(Aim)
Write out the listing below without alteration, omitting its pictures.

(Provided records)
** Begin **

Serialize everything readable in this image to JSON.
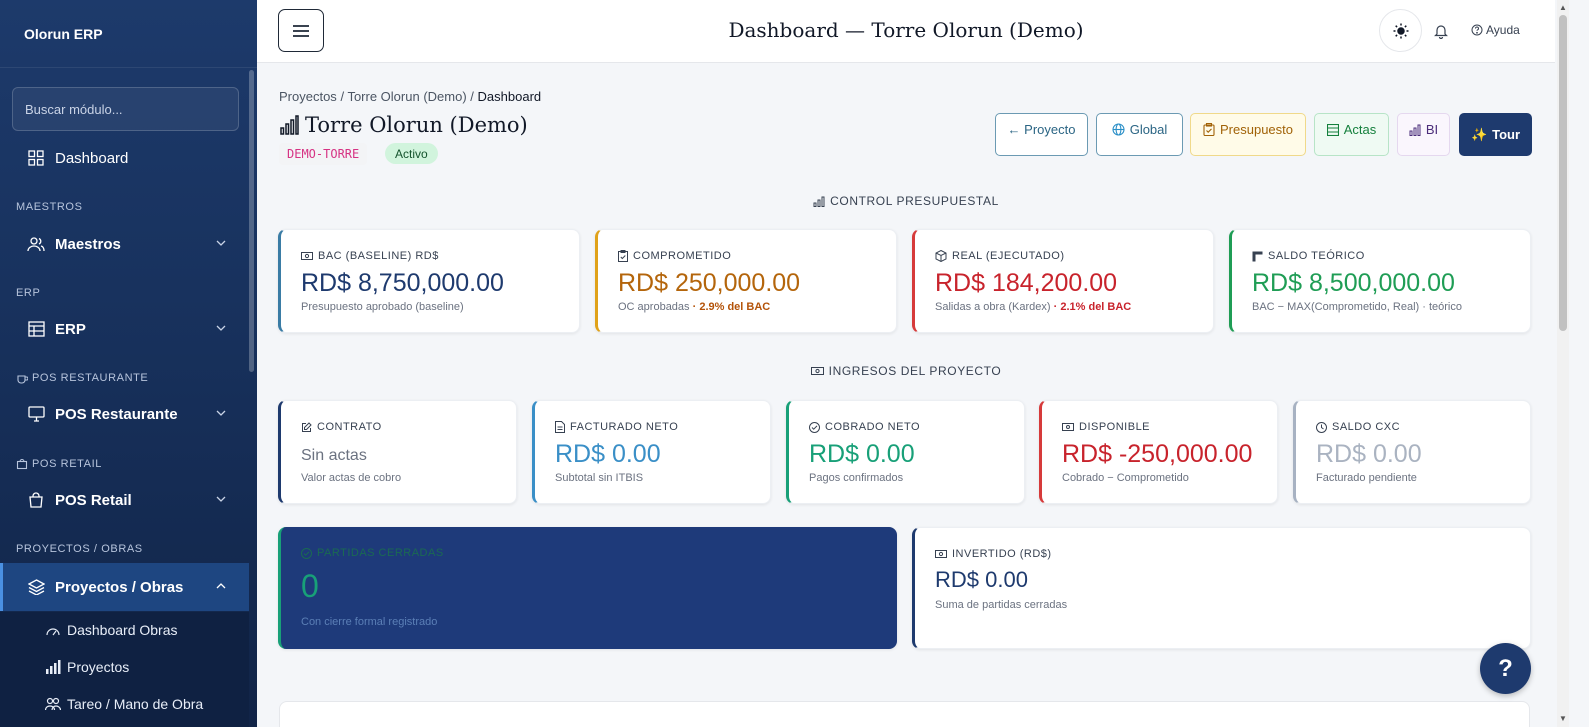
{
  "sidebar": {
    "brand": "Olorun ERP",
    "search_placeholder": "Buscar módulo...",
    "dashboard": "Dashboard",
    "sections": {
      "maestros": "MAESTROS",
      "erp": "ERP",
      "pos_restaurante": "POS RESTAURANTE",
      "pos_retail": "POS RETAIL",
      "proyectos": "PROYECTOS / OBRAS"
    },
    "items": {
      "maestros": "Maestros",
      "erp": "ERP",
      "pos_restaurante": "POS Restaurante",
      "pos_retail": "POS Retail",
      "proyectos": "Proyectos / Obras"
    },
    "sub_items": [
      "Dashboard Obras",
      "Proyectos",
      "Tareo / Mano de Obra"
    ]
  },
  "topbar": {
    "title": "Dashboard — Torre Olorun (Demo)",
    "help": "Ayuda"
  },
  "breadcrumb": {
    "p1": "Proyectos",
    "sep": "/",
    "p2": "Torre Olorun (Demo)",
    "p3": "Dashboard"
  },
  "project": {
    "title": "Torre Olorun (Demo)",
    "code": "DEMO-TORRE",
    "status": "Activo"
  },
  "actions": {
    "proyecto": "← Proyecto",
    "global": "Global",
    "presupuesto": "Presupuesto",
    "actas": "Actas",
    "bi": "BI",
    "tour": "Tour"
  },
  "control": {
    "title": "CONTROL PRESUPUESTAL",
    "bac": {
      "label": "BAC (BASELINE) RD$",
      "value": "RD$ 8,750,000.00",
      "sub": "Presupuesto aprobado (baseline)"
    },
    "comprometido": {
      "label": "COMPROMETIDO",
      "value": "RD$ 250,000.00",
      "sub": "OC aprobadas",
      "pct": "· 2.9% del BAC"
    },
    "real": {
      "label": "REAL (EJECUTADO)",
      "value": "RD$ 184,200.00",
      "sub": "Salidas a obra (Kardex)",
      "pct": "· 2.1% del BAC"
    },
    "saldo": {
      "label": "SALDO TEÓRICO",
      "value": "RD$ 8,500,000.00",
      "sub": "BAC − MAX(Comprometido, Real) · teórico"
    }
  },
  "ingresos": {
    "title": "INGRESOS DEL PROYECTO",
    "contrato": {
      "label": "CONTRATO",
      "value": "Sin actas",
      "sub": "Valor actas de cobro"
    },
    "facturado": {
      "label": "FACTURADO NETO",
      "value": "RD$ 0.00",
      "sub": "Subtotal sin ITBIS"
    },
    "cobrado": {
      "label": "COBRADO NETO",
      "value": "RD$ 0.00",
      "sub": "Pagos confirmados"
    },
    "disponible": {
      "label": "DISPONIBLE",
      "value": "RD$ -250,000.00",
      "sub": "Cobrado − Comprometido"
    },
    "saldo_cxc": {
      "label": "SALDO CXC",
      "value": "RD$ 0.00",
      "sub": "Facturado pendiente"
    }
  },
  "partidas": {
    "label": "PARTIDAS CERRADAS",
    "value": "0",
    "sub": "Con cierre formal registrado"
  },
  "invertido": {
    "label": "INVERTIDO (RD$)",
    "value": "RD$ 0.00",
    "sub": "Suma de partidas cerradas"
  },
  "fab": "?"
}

** End **

(Solution)
Serialize everything readable in this image to JSON.
{
  "sidebar": {
    "brand": "Olorun ERP",
    "search_placeholder": "Buscar módulo...",
    "dashboard": "Dashboard",
    "sections": {
      "maestros": "MAESTROS",
      "erp": "ERP",
      "pos_restaurante": "POS RESTAURANTE",
      "pos_retail": "POS RETAIL",
      "proyectos": "PROYECTOS / OBRAS"
    },
    "items": {
      "maestros": "Maestros",
      "erp": "ERP",
      "pos_restaurante": "POS Restaurante",
      "pos_retail": "POS Retail",
      "proyectos": "Proyectos / Obras"
    },
    "sub_items": [
      "Dashboard Obras",
      "Proyectos",
      "Tareo / Mano de Obra"
    ]
  },
  "topbar": {
    "title": "Dashboard — Torre Olorun (Demo)",
    "help": "Ayuda"
  },
  "breadcrumb": {
    "p1": "Proyectos",
    "sep": "/",
    "p2": "Torre Olorun (Demo)",
    "p3": "Dashboard"
  },
  "project": {
    "title": "Torre Olorun (Demo)",
    "code": "DEMO-TORRE",
    "status": "Activo"
  },
  "actions": {
    "proyecto": "← Proyecto",
    "global": "Global",
    "presupuesto": "Presupuesto",
    "actas": "Actas",
    "bi": "BI",
    "tour": "Tour"
  },
  "control": {
    "title": "CONTROL PRESUPUESTAL",
    "bac": {
      "label": "BAC (BASELINE) RD$",
      "value": "RD$ 8,750,000.00",
      "sub": "Presupuesto aprobado (baseline)"
    },
    "comprometido": {
      "label": "COMPROMETIDO",
      "value": "RD$ 250,000.00",
      "sub": "OC aprobadas",
      "pct": "· 2.9% del BAC"
    },
    "real": {
      "label": "REAL (EJECUTADO)",
      "value": "RD$ 184,200.00",
      "sub": "Salidas a obra (Kardex)",
      "pct": "· 2.1% del BAC"
    },
    "saldo": {
      "label": "SALDO TEÓRICO",
      "value": "RD$ 8,500,000.00",
      "sub": "BAC − MAX(Comprometido, Real) · teórico"
    }
  },
  "ingresos": {
    "title": "INGRESOS DEL PROYECTO",
    "contrato": {
      "label": "CONTRATO",
      "value": "Sin actas",
      "sub": "Valor actas de cobro"
    },
    "facturado": {
      "label": "FACTURADO NETO",
      "value": "RD$ 0.00",
      "sub": "Subtotal sin ITBIS"
    },
    "cobrado": {
      "label": "COBRADO NETO",
      "value": "RD$ 0.00",
      "sub": "Pagos confirmados"
    },
    "disponible": {
      "label": "DISPONIBLE",
      "value": "RD$ -250,000.00",
      "sub": "Cobrado − Comprometido"
    },
    "saldo_cxc": {
      "label": "SALDO CXC",
      "value": "RD$ 0.00",
      "sub": "Facturado pendiente"
    }
  },
  "partidas": {
    "label": "PARTIDAS CERRADAS",
    "value": "0",
    "sub": "Con cierre formal registrado"
  },
  "invertido": {
    "label": "INVERTIDO (RD$)",
    "value": "RD$ 0.00",
    "sub": "Suma de partidas cerradas"
  },
  "fab": "?"
}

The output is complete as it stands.